WHAT TO DO: Gather each line of the records where "JSON" appears.

SUPPLIED MATERIAL:
◆ ◆ ◆ ◆ ◆ ◆ ◆
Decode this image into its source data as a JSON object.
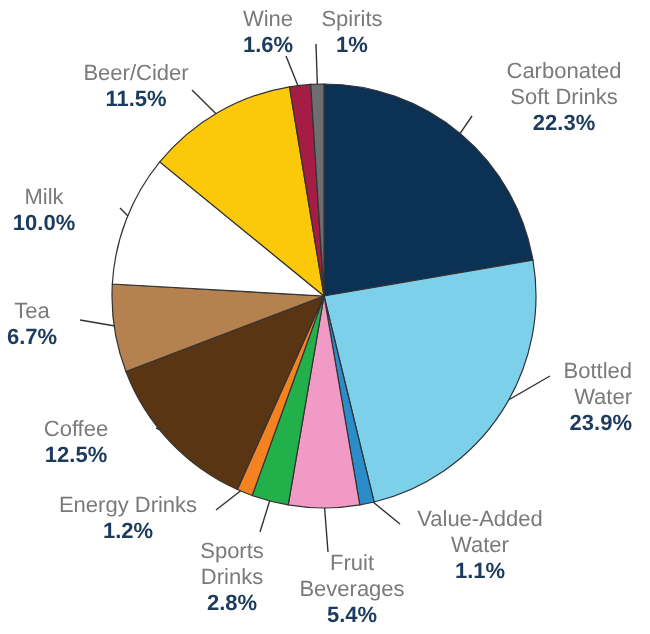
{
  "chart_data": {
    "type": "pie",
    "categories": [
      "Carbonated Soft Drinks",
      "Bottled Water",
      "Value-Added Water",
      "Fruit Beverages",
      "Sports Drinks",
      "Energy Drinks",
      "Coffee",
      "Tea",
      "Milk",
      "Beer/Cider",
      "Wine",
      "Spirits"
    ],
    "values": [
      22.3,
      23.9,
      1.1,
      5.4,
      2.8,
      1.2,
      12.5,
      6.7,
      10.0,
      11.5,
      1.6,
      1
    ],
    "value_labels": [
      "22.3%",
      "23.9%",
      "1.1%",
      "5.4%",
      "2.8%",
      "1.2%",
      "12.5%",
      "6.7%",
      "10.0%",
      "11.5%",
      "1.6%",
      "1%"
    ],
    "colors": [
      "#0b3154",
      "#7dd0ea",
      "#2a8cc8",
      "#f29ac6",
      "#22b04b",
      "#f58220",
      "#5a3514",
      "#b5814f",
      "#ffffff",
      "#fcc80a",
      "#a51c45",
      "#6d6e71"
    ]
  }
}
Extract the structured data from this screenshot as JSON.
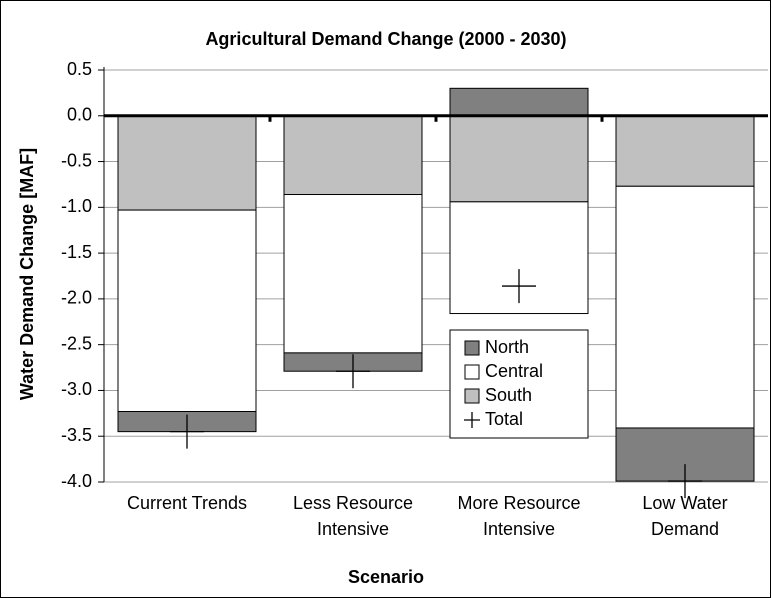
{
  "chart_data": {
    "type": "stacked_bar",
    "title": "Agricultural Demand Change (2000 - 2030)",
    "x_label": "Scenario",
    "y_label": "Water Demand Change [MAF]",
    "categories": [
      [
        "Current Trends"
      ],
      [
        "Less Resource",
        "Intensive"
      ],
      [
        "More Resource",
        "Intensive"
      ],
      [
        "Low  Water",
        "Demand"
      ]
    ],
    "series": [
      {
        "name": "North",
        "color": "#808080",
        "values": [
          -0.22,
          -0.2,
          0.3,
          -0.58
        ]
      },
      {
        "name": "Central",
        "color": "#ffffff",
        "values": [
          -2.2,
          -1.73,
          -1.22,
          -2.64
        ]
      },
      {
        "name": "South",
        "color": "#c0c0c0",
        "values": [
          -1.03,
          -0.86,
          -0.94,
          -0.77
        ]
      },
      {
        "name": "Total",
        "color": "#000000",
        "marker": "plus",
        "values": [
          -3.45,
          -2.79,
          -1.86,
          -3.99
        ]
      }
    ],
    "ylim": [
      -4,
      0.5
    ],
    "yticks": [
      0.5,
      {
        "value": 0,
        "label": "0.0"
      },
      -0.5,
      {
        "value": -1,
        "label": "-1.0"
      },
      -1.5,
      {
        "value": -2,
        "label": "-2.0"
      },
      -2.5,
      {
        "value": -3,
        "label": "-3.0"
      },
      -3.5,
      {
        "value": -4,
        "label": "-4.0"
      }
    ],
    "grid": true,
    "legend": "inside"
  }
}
◆ ◆ ◆ ◆ ◆ ◆ ◆
EXERCISE OUTPUT:
Decode this image into its source data as a JSON object.
Extract the structured data from this screenshot as JSON.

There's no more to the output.